What you are asked to do: Find each line with "JSON" and copy it.

Extracted information:
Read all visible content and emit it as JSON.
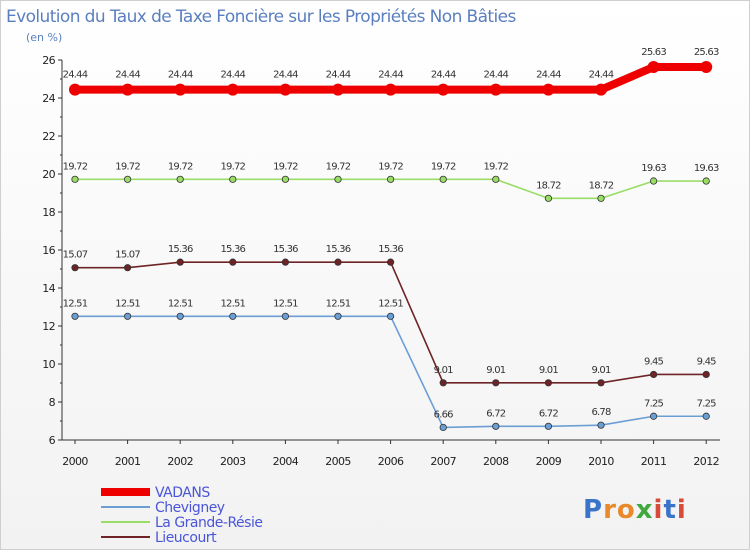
{
  "chart_data": {
    "type": "line",
    "title": "Evolution du Taux de Taxe Foncière sur les Propriétés Non Bâties",
    "ylabel": "(en %)",
    "xlabel": "",
    "x": [
      "2000",
      "2001",
      "2002",
      "2003",
      "2004",
      "2005",
      "2006",
      "2007",
      "2008",
      "2009",
      "2010",
      "2011",
      "2012"
    ],
    "ylim": [
      6,
      26
    ],
    "yticks": [
      6,
      8,
      10,
      12,
      14,
      16,
      18,
      20,
      22,
      24,
      26
    ],
    "grid": false,
    "legend_position": "bottom-left",
    "series": [
      {
        "name": "VADANS",
        "color": "#ee0000",
        "values": [
          24.44,
          24.44,
          24.44,
          24.44,
          24.44,
          24.44,
          24.44,
          24.44,
          24.44,
          24.44,
          24.44,
          25.63,
          25.63
        ],
        "labels": [
          "24.44",
          "24.44",
          "24.44",
          "24.44",
          "24.44",
          "24.44",
          "24.44",
          "24.44",
          "24.44",
          "24.44",
          "24.44",
          "25.63",
          "25.63"
        ]
      },
      {
        "name": "Chevigney",
        "color": "#6a9ed4",
        "values": [
          12.51,
          12.51,
          12.51,
          12.51,
          12.51,
          12.51,
          12.51,
          6.66,
          6.72,
          6.72,
          6.78,
          7.25,
          7.25
        ],
        "labels": [
          "12.51",
          "12.51",
          "12.51",
          "12.51",
          "12.51",
          "12.51",
          "12.51",
          "6.66",
          "6.72",
          "6.72",
          "6.78",
          "7.25",
          "7.25"
        ]
      },
      {
        "name": "La Grande-Résie",
        "color": "#99dd66",
        "values": [
          19.72,
          19.72,
          19.72,
          19.72,
          19.72,
          19.72,
          19.72,
          19.72,
          19.72,
          18.72,
          18.72,
          19.63,
          19.63
        ],
        "labels": [
          "19.72",
          "19.72",
          "19.72",
          "19.72",
          "19.72",
          "19.72",
          "19.72",
          "19.72",
          "19.72",
          "18.72",
          "18.72",
          "19.63",
          "19.63"
        ]
      },
      {
        "name": "Lieucourt",
        "color": "#6e2426",
        "values": [
          15.07,
          15.07,
          15.36,
          15.36,
          15.36,
          15.36,
          15.36,
          9.01,
          9.01,
          9.01,
          9.01,
          9.45,
          9.45
        ],
        "labels": [
          "15.07",
          "15.07",
          "15.36",
          "15.36",
          "15.36",
          "15.36",
          "15.36",
          "9.01",
          "9.01",
          "9.01",
          "9.01",
          "9.45",
          "9.45"
        ]
      }
    ]
  },
  "brand": {
    "text": "Proxiti",
    "letters": [
      "P",
      "r",
      "o",
      "x",
      "i",
      "t",
      "i"
    ],
    "colors": [
      "#3a74c9",
      "#e8892b",
      "#e8892b",
      "#3fa83f",
      "#d84a3a",
      "#3a74c9",
      "#d84a3a"
    ]
  }
}
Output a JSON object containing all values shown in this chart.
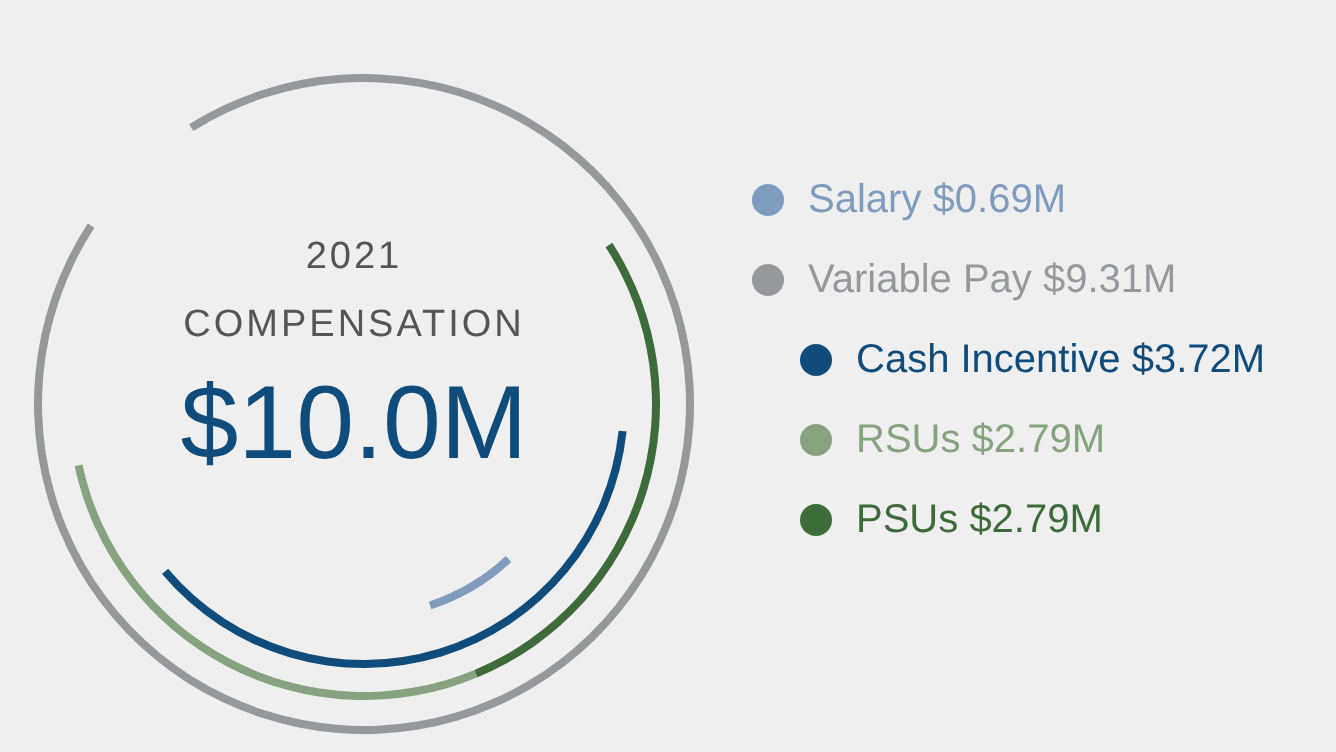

Problem solution:
Read all visible content and emit it as JSON.
Output a JSON object containing all values shown in this chart.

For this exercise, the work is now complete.